### PROBLEM TO WORK ON
The records that follow are to be repeated exactly, with the pictures removed.

::::

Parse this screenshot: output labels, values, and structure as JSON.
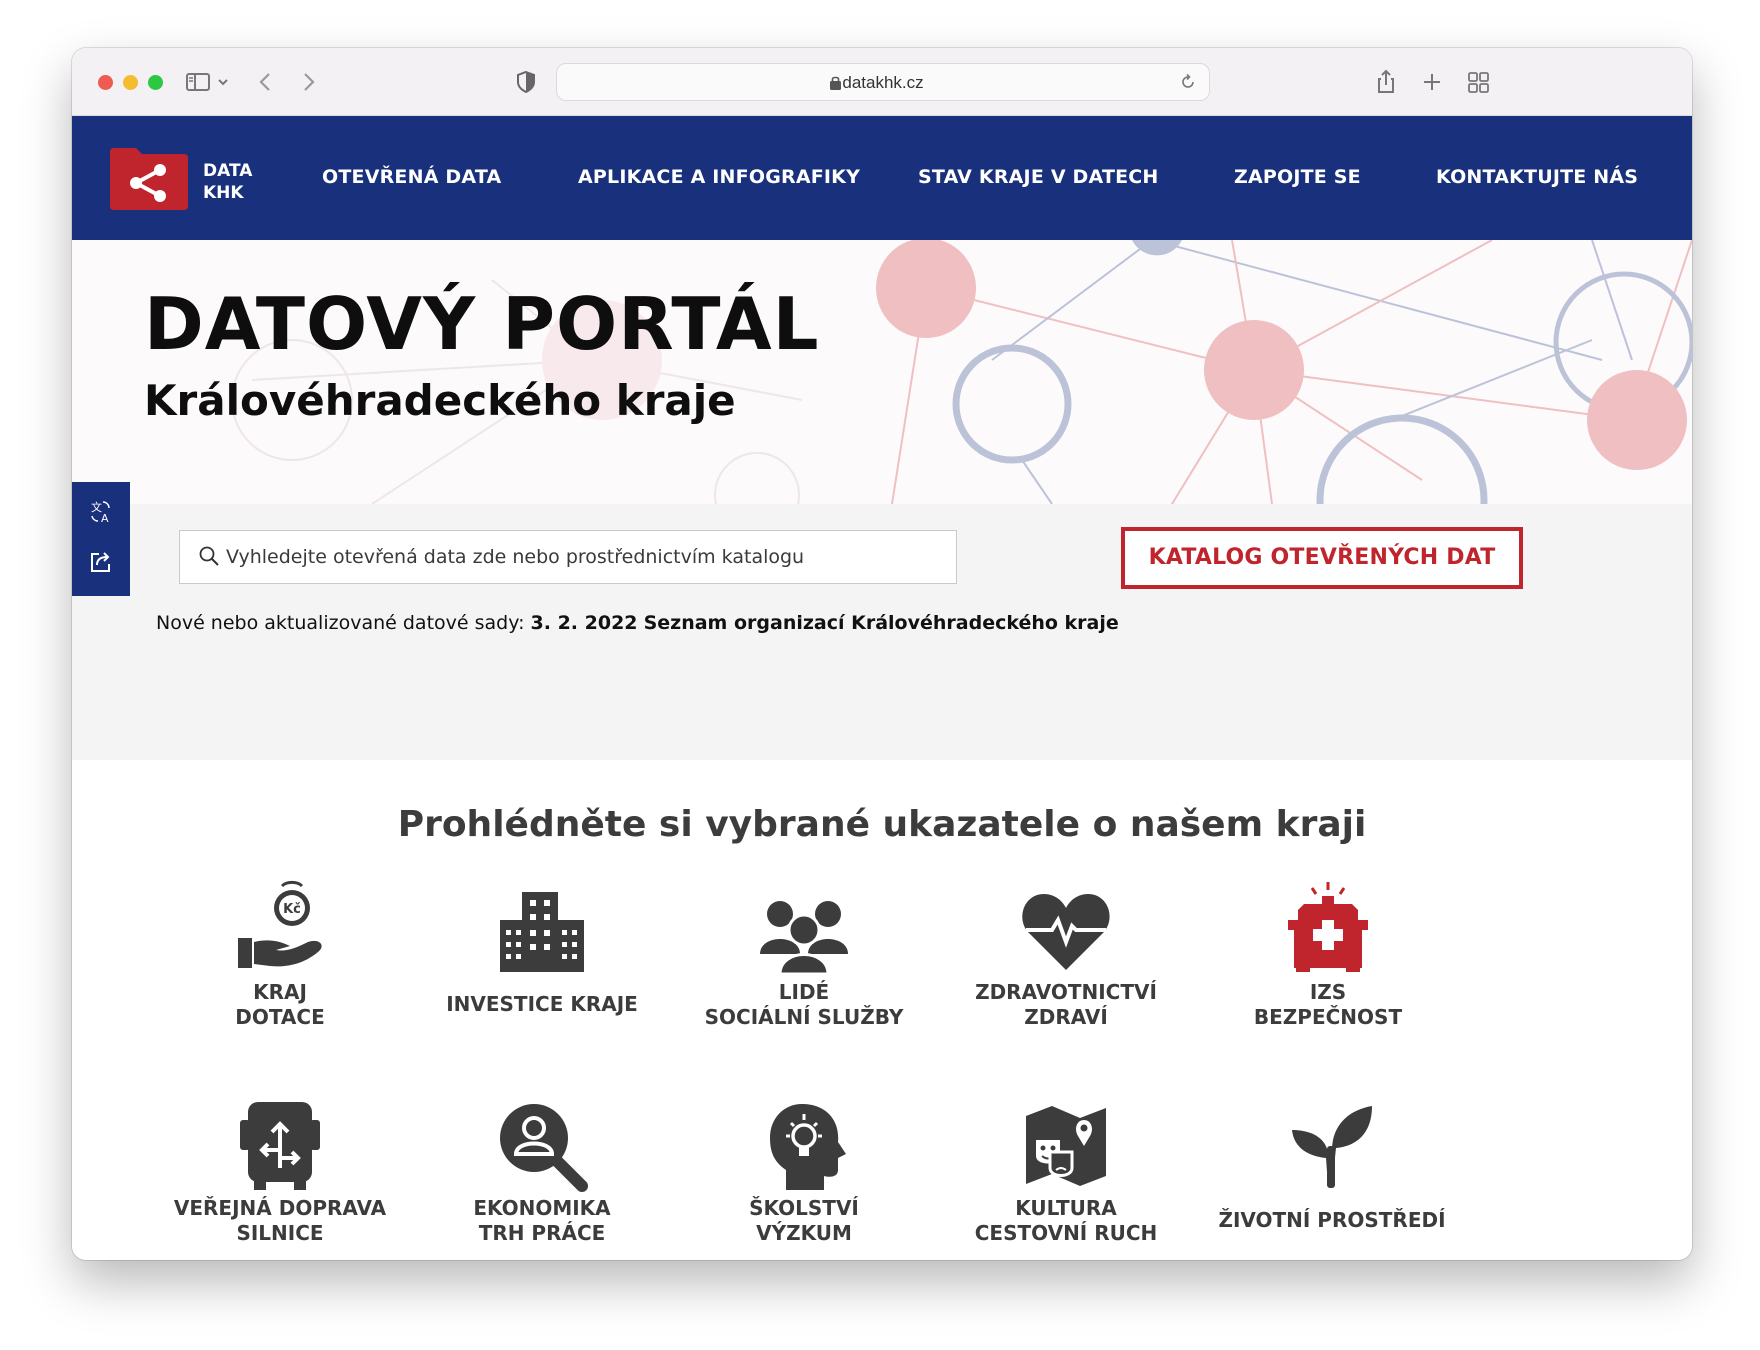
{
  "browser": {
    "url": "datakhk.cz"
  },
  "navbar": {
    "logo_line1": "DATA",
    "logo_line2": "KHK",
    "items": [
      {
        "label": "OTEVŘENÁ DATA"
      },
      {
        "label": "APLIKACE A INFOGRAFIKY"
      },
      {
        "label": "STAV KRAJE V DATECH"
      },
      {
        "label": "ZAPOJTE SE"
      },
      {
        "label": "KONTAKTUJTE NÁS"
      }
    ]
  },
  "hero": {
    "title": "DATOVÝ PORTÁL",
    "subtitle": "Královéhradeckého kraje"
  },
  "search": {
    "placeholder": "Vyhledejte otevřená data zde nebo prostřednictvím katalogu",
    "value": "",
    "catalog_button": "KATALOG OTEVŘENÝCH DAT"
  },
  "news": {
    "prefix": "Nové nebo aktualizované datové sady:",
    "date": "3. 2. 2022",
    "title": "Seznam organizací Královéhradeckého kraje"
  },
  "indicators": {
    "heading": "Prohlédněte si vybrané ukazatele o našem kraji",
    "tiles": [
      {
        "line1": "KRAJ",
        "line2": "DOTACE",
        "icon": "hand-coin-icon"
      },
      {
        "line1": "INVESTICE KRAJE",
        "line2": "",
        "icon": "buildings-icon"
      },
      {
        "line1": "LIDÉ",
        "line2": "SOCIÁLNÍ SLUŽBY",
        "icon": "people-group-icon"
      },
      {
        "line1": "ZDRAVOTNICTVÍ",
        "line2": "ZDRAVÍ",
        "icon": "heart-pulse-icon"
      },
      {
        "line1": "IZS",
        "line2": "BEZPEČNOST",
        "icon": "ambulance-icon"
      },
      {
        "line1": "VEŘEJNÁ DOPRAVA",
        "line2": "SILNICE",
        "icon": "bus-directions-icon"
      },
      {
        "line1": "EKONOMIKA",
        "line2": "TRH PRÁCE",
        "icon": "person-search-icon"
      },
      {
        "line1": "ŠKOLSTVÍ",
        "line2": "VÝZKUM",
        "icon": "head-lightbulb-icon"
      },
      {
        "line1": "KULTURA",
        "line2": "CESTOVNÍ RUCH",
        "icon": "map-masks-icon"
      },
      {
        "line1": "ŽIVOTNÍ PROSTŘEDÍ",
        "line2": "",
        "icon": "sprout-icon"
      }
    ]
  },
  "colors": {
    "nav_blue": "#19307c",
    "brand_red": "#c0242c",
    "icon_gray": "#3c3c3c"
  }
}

::::

### REPLY TO THE TASK
Parse this screenshot: output labels, values, and structure as JSON.
{
  "browser": {
    "url": "datakhk.cz"
  },
  "navbar": {
    "logo_line1": "DATA",
    "logo_line2": "KHK",
    "items": [
      {
        "label": "OTEVŘENÁ DATA"
      },
      {
        "label": "APLIKACE A INFOGRAFIKY"
      },
      {
        "label": "STAV KRAJE V DATECH"
      },
      {
        "label": "ZAPOJTE SE"
      },
      {
        "label": "KONTAKTUJTE NÁS"
      }
    ]
  },
  "hero": {
    "title": "DATOVÝ PORTÁL",
    "subtitle": "Královéhradeckého kraje"
  },
  "search": {
    "placeholder": "Vyhledejte otevřená data zde nebo prostřednictvím katalogu",
    "value": "",
    "catalog_button": "KATALOG OTEVŘENÝCH DAT"
  },
  "news": {
    "prefix": "Nové nebo aktualizované datové sady:",
    "date": "3. 2. 2022",
    "title": "Seznam organizací Královéhradeckého kraje"
  },
  "indicators": {
    "heading": "Prohlédněte si vybrané ukazatele o našem kraji",
    "tiles": [
      {
        "line1": "KRAJ",
        "line2": "DOTACE",
        "icon": "hand-coin-icon"
      },
      {
        "line1": "INVESTICE KRAJE",
        "line2": "",
        "icon": "buildings-icon"
      },
      {
        "line1": "LIDÉ",
        "line2": "SOCIÁLNÍ SLUŽBY",
        "icon": "people-group-icon"
      },
      {
        "line1": "ZDRAVOTNICTVÍ",
        "line2": "ZDRAVÍ",
        "icon": "heart-pulse-icon"
      },
      {
        "line1": "IZS",
        "line2": "BEZPEČNOST",
        "icon": "ambulance-icon"
      },
      {
        "line1": "VEŘEJNÁ DOPRAVA",
        "line2": "SILNICE",
        "icon": "bus-directions-icon"
      },
      {
        "line1": "EKONOMIKA",
        "line2": "TRH PRÁCE",
        "icon": "person-search-icon"
      },
      {
        "line1": "ŠKOLSTVÍ",
        "line2": "VÝZKUM",
        "icon": "head-lightbulb-icon"
      },
      {
        "line1": "KULTURA",
        "line2": "CESTOVNÍ RUCH",
        "icon": "map-masks-icon"
      },
      {
        "line1": "ŽIVOTNÍ PROSTŘEDÍ",
        "line2": "",
        "icon": "sprout-icon"
      }
    ]
  },
  "colors": {
    "nav_blue": "#19307c",
    "brand_red": "#c0242c",
    "icon_gray": "#3c3c3c"
  }
}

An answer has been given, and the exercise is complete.